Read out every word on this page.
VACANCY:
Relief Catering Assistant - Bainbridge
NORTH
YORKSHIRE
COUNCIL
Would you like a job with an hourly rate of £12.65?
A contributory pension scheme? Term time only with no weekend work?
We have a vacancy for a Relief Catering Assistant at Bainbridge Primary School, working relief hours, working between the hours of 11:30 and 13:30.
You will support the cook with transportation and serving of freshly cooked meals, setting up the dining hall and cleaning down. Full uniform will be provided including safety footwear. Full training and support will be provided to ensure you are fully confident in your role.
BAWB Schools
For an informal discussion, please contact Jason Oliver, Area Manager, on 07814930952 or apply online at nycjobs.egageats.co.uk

SHORT PROBLEM ▸ Copy out each line exactly as written.

RESULT FOR THIS EXERCISE ▸
Read out every word on this page.
VACANCY:
Relief Catering Assistant - Bainbridge
NORTH
YORKSHIRE
COUNCIL
Would you like a job with an hourly rate of £12.65?
A contributory pension scheme? Term time only with no weekend work?
We have a vacancy for a Relief Catering Assistant at Bainbridge Primary School, working relief hours, working between the hours of 11:30 and 13:30.
You will support the cook with transportation and serving of freshly cooked meals, setting up the dining hall and cleaning down. Full uniform will be provided including safety footwear. Full training and support will be provided to ensure you are fully confident in your role.
BAWB Schools
For an informal discussion, please contact Jason Oliver, Area Manager, on 07814930952 or apply online at nycjobs.egageats.co.uk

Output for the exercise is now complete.